__Exercise directions__
Once the data has been read, print it back in full, exactly.

(Records from a data source)
++++++++++++++++++++

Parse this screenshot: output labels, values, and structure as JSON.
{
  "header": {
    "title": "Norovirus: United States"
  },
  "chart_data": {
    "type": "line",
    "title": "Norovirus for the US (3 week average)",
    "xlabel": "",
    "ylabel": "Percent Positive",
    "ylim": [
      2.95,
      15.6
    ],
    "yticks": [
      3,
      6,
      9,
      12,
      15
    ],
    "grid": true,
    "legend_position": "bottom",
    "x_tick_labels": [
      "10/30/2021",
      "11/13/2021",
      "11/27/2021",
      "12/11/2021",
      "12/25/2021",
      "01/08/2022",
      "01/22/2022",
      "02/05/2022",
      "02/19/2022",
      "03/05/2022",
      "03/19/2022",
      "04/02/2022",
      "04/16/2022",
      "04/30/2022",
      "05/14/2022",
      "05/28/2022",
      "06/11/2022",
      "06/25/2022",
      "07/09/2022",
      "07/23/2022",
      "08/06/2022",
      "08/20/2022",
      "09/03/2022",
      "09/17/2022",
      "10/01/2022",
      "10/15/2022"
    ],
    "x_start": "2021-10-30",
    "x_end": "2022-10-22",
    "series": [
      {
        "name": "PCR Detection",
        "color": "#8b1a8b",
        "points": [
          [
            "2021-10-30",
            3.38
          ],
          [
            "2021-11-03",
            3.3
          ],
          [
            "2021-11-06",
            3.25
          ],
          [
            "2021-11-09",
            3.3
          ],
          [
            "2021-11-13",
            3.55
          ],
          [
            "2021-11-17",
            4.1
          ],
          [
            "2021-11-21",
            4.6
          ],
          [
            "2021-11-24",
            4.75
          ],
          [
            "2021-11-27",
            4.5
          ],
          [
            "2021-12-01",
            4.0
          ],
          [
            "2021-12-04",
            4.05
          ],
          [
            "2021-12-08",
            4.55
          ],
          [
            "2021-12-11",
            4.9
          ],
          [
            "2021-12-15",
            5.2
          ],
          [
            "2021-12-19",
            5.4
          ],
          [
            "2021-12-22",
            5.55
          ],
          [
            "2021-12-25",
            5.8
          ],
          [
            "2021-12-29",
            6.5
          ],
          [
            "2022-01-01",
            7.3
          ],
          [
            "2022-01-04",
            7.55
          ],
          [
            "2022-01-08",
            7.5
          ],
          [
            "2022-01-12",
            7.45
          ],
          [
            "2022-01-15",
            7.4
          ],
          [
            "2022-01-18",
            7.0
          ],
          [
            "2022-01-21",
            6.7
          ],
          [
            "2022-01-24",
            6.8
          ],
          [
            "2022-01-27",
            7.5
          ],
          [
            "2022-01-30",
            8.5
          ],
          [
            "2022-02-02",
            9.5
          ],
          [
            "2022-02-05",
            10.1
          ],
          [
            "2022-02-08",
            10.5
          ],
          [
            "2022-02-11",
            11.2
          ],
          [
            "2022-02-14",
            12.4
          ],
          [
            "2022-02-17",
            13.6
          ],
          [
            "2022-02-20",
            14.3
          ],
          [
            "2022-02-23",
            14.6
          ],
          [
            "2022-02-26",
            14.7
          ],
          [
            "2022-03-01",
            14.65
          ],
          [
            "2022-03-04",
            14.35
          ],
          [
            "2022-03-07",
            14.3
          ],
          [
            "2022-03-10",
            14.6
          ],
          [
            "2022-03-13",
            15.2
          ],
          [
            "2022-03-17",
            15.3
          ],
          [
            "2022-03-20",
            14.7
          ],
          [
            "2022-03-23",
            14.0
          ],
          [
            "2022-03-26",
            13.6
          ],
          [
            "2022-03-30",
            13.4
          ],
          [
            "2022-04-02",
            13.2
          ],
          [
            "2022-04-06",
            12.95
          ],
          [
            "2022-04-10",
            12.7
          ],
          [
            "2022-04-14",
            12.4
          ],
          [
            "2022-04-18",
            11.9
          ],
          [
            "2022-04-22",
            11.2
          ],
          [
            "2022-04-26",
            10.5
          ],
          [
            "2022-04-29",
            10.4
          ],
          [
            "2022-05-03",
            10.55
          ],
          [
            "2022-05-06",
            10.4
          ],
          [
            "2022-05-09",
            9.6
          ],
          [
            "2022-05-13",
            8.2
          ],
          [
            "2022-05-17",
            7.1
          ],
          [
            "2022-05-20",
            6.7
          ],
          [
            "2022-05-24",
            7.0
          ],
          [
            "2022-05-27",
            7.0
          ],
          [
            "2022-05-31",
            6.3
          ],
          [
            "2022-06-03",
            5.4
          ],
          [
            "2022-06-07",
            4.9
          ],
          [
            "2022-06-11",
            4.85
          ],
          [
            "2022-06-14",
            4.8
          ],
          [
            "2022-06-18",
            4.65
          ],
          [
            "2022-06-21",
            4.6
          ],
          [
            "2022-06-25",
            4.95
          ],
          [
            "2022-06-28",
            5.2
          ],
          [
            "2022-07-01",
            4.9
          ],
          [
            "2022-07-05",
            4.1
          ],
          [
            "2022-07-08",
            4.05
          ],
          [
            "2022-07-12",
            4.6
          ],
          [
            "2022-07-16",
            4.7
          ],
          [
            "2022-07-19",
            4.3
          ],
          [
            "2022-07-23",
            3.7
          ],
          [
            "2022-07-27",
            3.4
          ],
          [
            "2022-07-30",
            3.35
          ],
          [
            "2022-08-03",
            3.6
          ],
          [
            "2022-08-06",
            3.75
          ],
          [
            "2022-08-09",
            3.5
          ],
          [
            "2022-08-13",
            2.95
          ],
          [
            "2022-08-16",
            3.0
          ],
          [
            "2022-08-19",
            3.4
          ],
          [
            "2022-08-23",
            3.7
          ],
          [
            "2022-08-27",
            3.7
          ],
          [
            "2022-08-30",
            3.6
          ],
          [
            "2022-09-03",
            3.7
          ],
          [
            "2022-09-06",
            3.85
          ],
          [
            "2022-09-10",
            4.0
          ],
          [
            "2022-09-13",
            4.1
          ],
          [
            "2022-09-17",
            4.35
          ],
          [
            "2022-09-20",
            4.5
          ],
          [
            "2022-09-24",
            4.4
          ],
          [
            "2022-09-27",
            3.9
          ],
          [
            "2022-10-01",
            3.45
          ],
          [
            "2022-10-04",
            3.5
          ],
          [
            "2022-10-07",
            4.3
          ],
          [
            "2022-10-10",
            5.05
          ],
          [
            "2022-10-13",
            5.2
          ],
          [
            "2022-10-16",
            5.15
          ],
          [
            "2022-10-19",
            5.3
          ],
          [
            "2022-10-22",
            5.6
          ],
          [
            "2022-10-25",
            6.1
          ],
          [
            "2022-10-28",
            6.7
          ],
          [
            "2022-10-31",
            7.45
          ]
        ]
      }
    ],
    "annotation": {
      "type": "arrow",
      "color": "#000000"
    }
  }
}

++++++++++++++++++++

__Task solution__
Parse this screenshot: output labels, values, and structure as JSON.
{
  "header": {
    "title": "Norovirus: United States"
  },
  "chart_data": {
    "type": "line",
    "title": "Norovirus for the US (3 week average)",
    "xlabel": "",
    "ylabel": "Percent Positive",
    "ylim": [
      2.95,
      15.6
    ],
    "yticks": [
      3,
      6,
      9,
      12,
      15
    ],
    "grid": true,
    "legend_position": "bottom",
    "x_tick_labels": [
      "10/30/2021",
      "11/13/2021",
      "11/27/2021",
      "12/11/2021",
      "12/25/2021",
      "01/08/2022",
      "01/22/2022",
      "02/05/2022",
      "02/19/2022",
      "03/05/2022",
      "03/19/2022",
      "04/02/2022",
      "04/16/2022",
      "04/30/2022",
      "05/14/2022",
      "05/28/2022",
      "06/11/2022",
      "06/25/2022",
      "07/09/2022",
      "07/23/2022",
      "08/06/2022",
      "08/20/2022",
      "09/03/2022",
      "09/17/2022",
      "10/01/2022",
      "10/15/2022"
    ],
    "x_start": "2021-10-30",
    "x_end": "2022-10-22",
    "series": [
      {
        "name": "PCR Detection",
        "color": "#8b1a8b",
        "points": [
          [
            "2021-10-30",
            3.38
          ],
          [
            "2021-11-03",
            3.3
          ],
          [
            "2021-11-06",
            3.25
          ],
          [
            "2021-11-09",
            3.3
          ],
          [
            "2021-11-13",
            3.55
          ],
          [
            "2021-11-17",
            4.1
          ],
          [
            "2021-11-21",
            4.6
          ],
          [
            "2021-11-24",
            4.75
          ],
          [
            "2021-11-27",
            4.5
          ],
          [
            "2021-12-01",
            4.0
          ],
          [
            "2021-12-04",
            4.05
          ],
          [
            "2021-12-08",
            4.55
          ],
          [
            "2021-12-11",
            4.9
          ],
          [
            "2021-12-15",
            5.2
          ],
          [
            "2021-12-19",
            5.4
          ],
          [
            "2021-12-22",
            5.55
          ],
          [
            "2021-12-25",
            5.8
          ],
          [
            "2021-12-29",
            6.5
          ],
          [
            "2022-01-01",
            7.3
          ],
          [
            "2022-01-04",
            7.55
          ],
          [
            "2022-01-08",
            7.5
          ],
          [
            "2022-01-12",
            7.45
          ],
          [
            "2022-01-15",
            7.4
          ],
          [
            "2022-01-18",
            7.0
          ],
          [
            "2022-01-21",
            6.7
          ],
          [
            "2022-01-24",
            6.8
          ],
          [
            "2022-01-27",
            7.5
          ],
          [
            "2022-01-30",
            8.5
          ],
          [
            "2022-02-02",
            9.5
          ],
          [
            "2022-02-05",
            10.1
          ],
          [
            "2022-02-08",
            10.5
          ],
          [
            "2022-02-11",
            11.2
          ],
          [
            "2022-02-14",
            12.4
          ],
          [
            "2022-02-17",
            13.6
          ],
          [
            "2022-02-20",
            14.3
          ],
          [
            "2022-02-23",
            14.6
          ],
          [
            "2022-02-26",
            14.7
          ],
          [
            "2022-03-01",
            14.65
          ],
          [
            "2022-03-04",
            14.35
          ],
          [
            "2022-03-07",
            14.3
          ],
          [
            "2022-03-10",
            14.6
          ],
          [
            "2022-03-13",
            15.2
          ],
          [
            "2022-03-17",
            15.3
          ],
          [
            "2022-03-20",
            14.7
          ],
          [
            "2022-03-23",
            14.0
          ],
          [
            "2022-03-26",
            13.6
          ],
          [
            "2022-03-30",
            13.4
          ],
          [
            "2022-04-02",
            13.2
          ],
          [
            "2022-04-06",
            12.95
          ],
          [
            "2022-04-10",
            12.7
          ],
          [
            "2022-04-14",
            12.4
          ],
          [
            "2022-04-18",
            11.9
          ],
          [
            "2022-04-22",
            11.2
          ],
          [
            "2022-04-26",
            10.5
          ],
          [
            "2022-04-29",
            10.4
          ],
          [
            "2022-05-03",
            10.55
          ],
          [
            "2022-05-06",
            10.4
          ],
          [
            "2022-05-09",
            9.6
          ],
          [
            "2022-05-13",
            8.2
          ],
          [
            "2022-05-17",
            7.1
          ],
          [
            "2022-05-20",
            6.7
          ],
          [
            "2022-05-24",
            7.0
          ],
          [
            "2022-05-27",
            7.0
          ],
          [
            "2022-05-31",
            6.3
          ],
          [
            "2022-06-03",
            5.4
          ],
          [
            "2022-06-07",
            4.9
          ],
          [
            "2022-06-11",
            4.85
          ],
          [
            "2022-06-14",
            4.8
          ],
          [
            "2022-06-18",
            4.65
          ],
          [
            "2022-06-21",
            4.6
          ],
          [
            "2022-06-25",
            4.95
          ],
          [
            "2022-06-28",
            5.2
          ],
          [
            "2022-07-01",
            4.9
          ],
          [
            "2022-07-05",
            4.1
          ],
          [
            "2022-07-08",
            4.05
          ],
          [
            "2022-07-12",
            4.6
          ],
          [
            "2022-07-16",
            4.7
          ],
          [
            "2022-07-19",
            4.3
          ],
          [
            "2022-07-23",
            3.7
          ],
          [
            "2022-07-27",
            3.4
          ],
          [
            "2022-07-30",
            3.35
          ],
          [
            "2022-08-03",
            3.6
          ],
          [
            "2022-08-06",
            3.75
          ],
          [
            "2022-08-09",
            3.5
          ],
          [
            "2022-08-13",
            2.95
          ],
          [
            "2022-08-16",
            3.0
          ],
          [
            "2022-08-19",
            3.4
          ],
          [
            "2022-08-23",
            3.7
          ],
          [
            "2022-08-27",
            3.7
          ],
          [
            "2022-08-30",
            3.6
          ],
          [
            "2022-09-03",
            3.7
          ],
          [
            "2022-09-06",
            3.85
          ],
          [
            "2022-09-10",
            4.0
          ],
          [
            "2022-09-13",
            4.1
          ],
          [
            "2022-09-17",
            4.35
          ],
          [
            "2022-09-20",
            4.5
          ],
          [
            "2022-09-24",
            4.4
          ],
          [
            "2022-09-27",
            3.9
          ],
          [
            "2022-10-01",
            3.45
          ],
          [
            "2022-10-04",
            3.5
          ],
          [
            "2022-10-07",
            4.3
          ],
          [
            "2022-10-10",
            5.05
          ],
          [
            "2022-10-13",
            5.2
          ],
          [
            "2022-10-16",
            5.15
          ],
          [
            "2022-10-19",
            5.3
          ],
          [
            "2022-10-22",
            5.6
          ],
          [
            "2022-10-25",
            6.1
          ],
          [
            "2022-10-28",
            6.7
          ],
          [
            "2022-10-31",
            7.45
          ]
        ]
      }
    ],
    "annotation": {
      "type": "arrow",
      "color": "#000000"
    }
  }
}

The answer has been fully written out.